ITEMS =>

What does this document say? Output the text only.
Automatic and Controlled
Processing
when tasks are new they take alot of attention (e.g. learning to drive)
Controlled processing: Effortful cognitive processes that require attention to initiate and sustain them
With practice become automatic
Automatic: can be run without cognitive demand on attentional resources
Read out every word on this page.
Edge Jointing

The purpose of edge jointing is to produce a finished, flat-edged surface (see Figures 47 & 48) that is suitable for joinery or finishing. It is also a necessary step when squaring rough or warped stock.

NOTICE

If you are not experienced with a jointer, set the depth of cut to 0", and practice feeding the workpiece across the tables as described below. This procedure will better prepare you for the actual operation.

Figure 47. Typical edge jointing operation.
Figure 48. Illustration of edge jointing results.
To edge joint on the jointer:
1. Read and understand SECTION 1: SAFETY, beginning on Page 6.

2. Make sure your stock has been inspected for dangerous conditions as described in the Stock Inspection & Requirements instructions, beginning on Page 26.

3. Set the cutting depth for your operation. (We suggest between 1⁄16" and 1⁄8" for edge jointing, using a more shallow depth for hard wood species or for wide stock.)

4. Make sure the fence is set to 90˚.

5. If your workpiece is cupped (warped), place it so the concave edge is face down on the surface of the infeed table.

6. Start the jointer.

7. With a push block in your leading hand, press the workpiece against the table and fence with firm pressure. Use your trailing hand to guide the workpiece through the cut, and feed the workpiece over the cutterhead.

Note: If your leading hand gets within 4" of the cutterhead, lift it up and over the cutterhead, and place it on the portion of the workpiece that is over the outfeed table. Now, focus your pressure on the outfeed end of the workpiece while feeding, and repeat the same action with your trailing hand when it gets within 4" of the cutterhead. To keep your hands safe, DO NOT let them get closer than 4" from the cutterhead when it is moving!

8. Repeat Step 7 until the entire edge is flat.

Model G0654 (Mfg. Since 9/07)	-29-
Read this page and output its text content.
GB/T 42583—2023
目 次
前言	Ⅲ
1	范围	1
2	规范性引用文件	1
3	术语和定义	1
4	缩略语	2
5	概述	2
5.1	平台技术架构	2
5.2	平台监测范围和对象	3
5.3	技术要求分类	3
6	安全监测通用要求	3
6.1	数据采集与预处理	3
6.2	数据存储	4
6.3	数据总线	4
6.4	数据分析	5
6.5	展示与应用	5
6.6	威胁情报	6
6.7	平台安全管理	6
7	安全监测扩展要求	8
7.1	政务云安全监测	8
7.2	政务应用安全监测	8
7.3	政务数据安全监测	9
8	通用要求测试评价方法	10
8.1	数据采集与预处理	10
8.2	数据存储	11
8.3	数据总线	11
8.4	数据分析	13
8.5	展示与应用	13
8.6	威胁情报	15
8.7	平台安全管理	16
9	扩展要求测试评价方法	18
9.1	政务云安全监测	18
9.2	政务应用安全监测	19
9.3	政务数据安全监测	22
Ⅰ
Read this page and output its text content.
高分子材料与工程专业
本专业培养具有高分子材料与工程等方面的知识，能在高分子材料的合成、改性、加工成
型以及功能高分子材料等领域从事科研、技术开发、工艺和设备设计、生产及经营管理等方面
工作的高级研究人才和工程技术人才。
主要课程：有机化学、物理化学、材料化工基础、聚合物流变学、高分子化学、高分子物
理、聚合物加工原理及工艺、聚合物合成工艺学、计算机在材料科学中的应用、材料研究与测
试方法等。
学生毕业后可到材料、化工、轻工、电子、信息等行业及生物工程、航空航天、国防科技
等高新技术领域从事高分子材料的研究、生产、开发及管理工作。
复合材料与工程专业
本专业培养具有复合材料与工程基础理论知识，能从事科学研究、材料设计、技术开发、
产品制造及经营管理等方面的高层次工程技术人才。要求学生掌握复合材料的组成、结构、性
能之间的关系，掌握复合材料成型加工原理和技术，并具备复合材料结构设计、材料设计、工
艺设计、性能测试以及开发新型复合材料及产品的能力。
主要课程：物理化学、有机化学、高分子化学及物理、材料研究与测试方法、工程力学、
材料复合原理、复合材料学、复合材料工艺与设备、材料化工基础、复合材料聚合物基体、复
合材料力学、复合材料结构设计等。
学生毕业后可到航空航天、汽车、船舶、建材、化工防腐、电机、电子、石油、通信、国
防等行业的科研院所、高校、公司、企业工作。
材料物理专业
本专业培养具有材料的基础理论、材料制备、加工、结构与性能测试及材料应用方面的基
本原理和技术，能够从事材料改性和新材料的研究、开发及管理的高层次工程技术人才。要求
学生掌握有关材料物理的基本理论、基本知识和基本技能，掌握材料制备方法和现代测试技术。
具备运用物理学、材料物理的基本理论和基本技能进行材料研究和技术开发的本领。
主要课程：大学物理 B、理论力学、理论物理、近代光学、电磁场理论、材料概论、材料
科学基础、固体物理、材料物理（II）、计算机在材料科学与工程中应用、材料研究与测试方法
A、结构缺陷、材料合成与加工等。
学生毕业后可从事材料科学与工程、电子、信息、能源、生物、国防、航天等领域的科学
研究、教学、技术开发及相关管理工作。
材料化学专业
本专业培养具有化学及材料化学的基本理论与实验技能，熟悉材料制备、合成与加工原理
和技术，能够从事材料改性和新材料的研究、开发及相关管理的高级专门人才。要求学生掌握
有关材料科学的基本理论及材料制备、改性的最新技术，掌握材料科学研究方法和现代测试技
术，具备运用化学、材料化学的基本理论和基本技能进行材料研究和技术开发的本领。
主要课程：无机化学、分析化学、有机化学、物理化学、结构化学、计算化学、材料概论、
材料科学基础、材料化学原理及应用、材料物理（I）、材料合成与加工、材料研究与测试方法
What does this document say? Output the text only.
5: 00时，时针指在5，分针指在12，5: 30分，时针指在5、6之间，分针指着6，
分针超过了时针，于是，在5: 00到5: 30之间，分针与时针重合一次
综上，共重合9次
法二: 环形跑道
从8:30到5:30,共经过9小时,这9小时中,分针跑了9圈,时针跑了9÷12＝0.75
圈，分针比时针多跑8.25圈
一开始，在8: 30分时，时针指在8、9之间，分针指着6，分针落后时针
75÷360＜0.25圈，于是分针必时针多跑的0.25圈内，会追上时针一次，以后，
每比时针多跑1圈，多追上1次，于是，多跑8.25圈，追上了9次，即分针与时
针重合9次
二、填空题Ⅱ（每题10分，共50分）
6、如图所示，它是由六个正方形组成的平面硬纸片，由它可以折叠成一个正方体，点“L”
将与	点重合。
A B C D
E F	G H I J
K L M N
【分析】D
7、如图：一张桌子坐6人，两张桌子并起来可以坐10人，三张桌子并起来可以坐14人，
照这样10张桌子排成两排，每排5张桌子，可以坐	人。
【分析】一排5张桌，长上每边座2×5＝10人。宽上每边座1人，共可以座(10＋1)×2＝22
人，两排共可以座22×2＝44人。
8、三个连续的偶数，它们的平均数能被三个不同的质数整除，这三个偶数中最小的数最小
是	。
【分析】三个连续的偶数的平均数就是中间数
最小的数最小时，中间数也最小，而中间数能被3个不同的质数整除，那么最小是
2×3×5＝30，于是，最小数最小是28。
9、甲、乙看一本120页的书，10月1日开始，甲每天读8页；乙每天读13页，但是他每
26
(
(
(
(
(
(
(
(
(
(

THE REQUEST => Return every line exactly.

THE OUTPUT =>
What does this document say? Output the text only.
Automatic and Controlled
Processing
when tasks are new they take alot of attention (e.g. learning to drive)
Controlled processing: Effortful cognitive processes that require attention to initiate and sustain them
With practice become automatic
Automatic: can be run without cognitive demand on attentional resources
Read out every word on this page.
Edge Jointing

The purpose of edge jointing is to produce a finished, flat-edged surface (see Figures 47 & 48) that is suitable for joinery or finishing. It is also a necessary step when squaring rough or warped stock.

NOTICE

If you are not experienced with a jointer, set the depth of cut to 0", and practice feeding the workpiece across the tables as described below. This procedure will better prepare you for the actual operation.

Figure 47. Typical edge jointing operation.
Figure 48. Illustration of edge jointing results.
To edge joint on the jointer:
1. Read and understand SECTION 1: SAFETY, beginning on Page 6.

2. Make sure your stock has been inspected for dangerous conditions as described in the Stock Inspection & Requirements instructions, beginning on Page 26.

3. Set the cutting depth for your operation. (We suggest between 1⁄16" and 1⁄8" for edge jointing, using a more shallow depth for hard wood species or for wide stock.)

4. Make sure the fence is set to 90˚.

5. If your workpiece is cupped (warped), place it so the concave edge is face down on the surface of the infeed table.

6. Start the jointer.

7. With a push block in your leading hand, press the workpiece against the table and fence with firm pressure. Use your trailing hand to guide the workpiece through the cut, and feed the workpiece over the cutterhead.

Note: If your leading hand gets within 4" of the cutterhead, lift it up and over the cutterhead, and place it on the portion of the workpiece that is over the outfeed table. Now, focus your pressure on the outfeed end of the workpiece while feeding, and repeat the same action with your trailing hand when it gets within 4" of the cutterhead. To keep your hands safe, DO NOT let them get closer than 4" from the cutterhead when it is moving!

8. Repeat Step 7 until the entire edge is flat.

Model G0654 (Mfg. Since 9/07)	-29-
Read this page and output its text content.
GB/T 42583—2023
目 次
前言	Ⅲ
1	范围	1
2	规范性引用文件	1
3	术语和定义	1
4	缩略语	2
5	概述	2
5.1	平台技术架构	2
5.2	平台监测范围和对象	3
5.3	技术要求分类	3
6	安全监测通用要求	3
6.1	数据采集与预处理	3
6.2	数据存储	4
6.3	数据总线	4
6.4	数据分析	5
6.5	展示与应用	5
6.6	威胁情报	6
6.7	平台安全管理	6
7	安全监测扩展要求	8
7.1	政务云安全监测	8
7.2	政务应用安全监测	8
7.3	政务数据安全监测	9
8	通用要求测试评价方法	10
8.1	数据采集与预处理	10
8.2	数据存储	11
8.3	数据总线	11
8.4	数据分析	13
8.5	展示与应用	13
8.6	威胁情报	15
8.7	平台安全管理	16
9	扩展要求测试评价方法	18
9.1	政务云安全监测	18
9.2	政务应用安全监测	19
9.3	政务数据安全监测	22
Ⅰ
Read this page and output its text content.
高分子材料与工程专业
本专业培养具有高分子材料与工程等方面的知识，能在高分子材料的合成、改性、加工成
型以及功能高分子材料等领域从事科研、技术开发、工艺和设备设计、生产及经营管理等方面
工作的高级研究人才和工程技术人才。
主要课程：有机化学、物理化学、材料化工基础、聚合物流变学、高分子化学、高分子物
理、聚合物加工原理及工艺、聚合物合成工艺学、计算机在材料科学中的应用、材料研究与测
试方法等。
学生毕业后可到材料、化工、轻工、电子、信息等行业及生物工程、航空航天、国防科技
等高新技术领域从事高分子材料的研究、生产、开发及管理工作。
复合材料与工程专业
本专业培养具有复合材料与工程基础理论知识，能从事科学研究、材料设计、技术开发、
产品制造及经营管理等方面的高层次工程技术人才。要求学生掌握复合材料的组成、结构、性
能之间的关系，掌握复合材料成型加工原理和技术，并具备复合材料结构设计、材料设计、工
艺设计、性能测试以及开发新型复合材料及产品的能力。
主要课程：物理化学、有机化学、高分子化学及物理、材料研究与测试方法、工程力学、
材料复合原理、复合材料学、复合材料工艺与设备、材料化工基础、复合材料聚合物基体、复
合材料力学、复合材料结构设计等。
学生毕业后可到航空航天、汽车、船舶、建材、化工防腐、电机、电子、石油、通信、国
防等行业的科研院所、高校、公司、企业工作。
材料物理专业
本专业培养具有材料的基础理论、材料制备、加工、结构与性能测试及材料应用方面的基
本原理和技术，能够从事材料改性和新材料的研究、开发及管理的高层次工程技术人才。要求
学生掌握有关材料物理的基本理论、基本知识和基本技能，掌握材料制备方法和现代测试技术。
具备运用物理学、材料物理的基本理论和基本技能进行材料研究和技术开发的本领。
主要课程：大学物理 B、理论力学、理论物理、近代光学、电磁场理论、材料概论、材料
科学基础、固体物理、材料物理（II）、计算机在材料科学与工程中应用、材料研究与测试方法
A、结构缺陷、材料合成与加工等。
学生毕业后可从事材料科学与工程、电子、信息、能源、生物、国防、航天等领域的科学
研究、教学、技术开发及相关管理工作。
材料化学专业
本专业培养具有化学及材料化学的基本理论与实验技能，熟悉材料制备、合成与加工原理
和技术，能够从事材料改性和新材料的研究、开发及相关管理的高级专门人才。要求学生掌握
有关材料科学的基本理论及材料制备、改性的最新技术，掌握材料科学研究方法和现代测试技
术，具备运用化学、材料化学的基本理论和基本技能进行材料研究和技术开发的本领。
主要课程：无机化学、分析化学、有机化学、物理化学、结构化学、计算化学、材料概论、
材料科学基础、材料化学原理及应用、材料物理（I）、材料合成与加工、材料研究与测试方法
What does this document say? Output the text only.
5: 00时，时针指在5，分针指在12，5: 30分，时针指在5、6之间，分针指着6，
分针超过了时针，于是，在5: 00到5: 30之间，分针与时针重合一次
综上，共重合9次
法二: 环形跑道
从8:30到5:30,共经过9小时,这9小时中,分针跑了9圈,时针跑了9÷12＝0.75
圈，分针比时针多跑8.25圈
一开始，在8: 30分时，时针指在8、9之间，分针指着6，分针落后时针
75÷360＜0.25圈，于是分针必时针多跑的0.25圈内，会追上时针一次，以后，
每比时针多跑1圈，多追上1次，于是，多跑8.25圈，追上了9次，即分针与时
针重合9次
二、填空题Ⅱ（每题10分，共50分）
6、如图所示，它是由六个正方形组成的平面硬纸片，由它可以折叠成一个正方体，点“L”
将与	点重合。
A B C D
E F	G H I J
K L M N
【分析】D
7、如图：一张桌子坐6人，两张桌子并起来可以坐10人，三张桌子并起来可以坐14人，
照这样10张桌子排成两排，每排5张桌子，可以坐	人。
【分析】一排5张桌，长上每边座2×5＝10人。宽上每边座1人，共可以座(10＋1)×2＝22
人，两排共可以座22×2＝44人。
8、三个连续的偶数，它们的平均数能被三个不同的质数整除，这三个偶数中最小的数最小
是	。
【分析】三个连续的偶数的平均数就是中间数
最小的数最小时，中间数也最小，而中间数能被3个不同的质数整除，那么最小是
2×3×5＝30，于是，最小数最小是28。
9、甲、乙看一本120页的书，10月1日开始，甲每天读8页；乙每天读13页，但是他每
26
(
(
(
(
(
(
(
(
(
(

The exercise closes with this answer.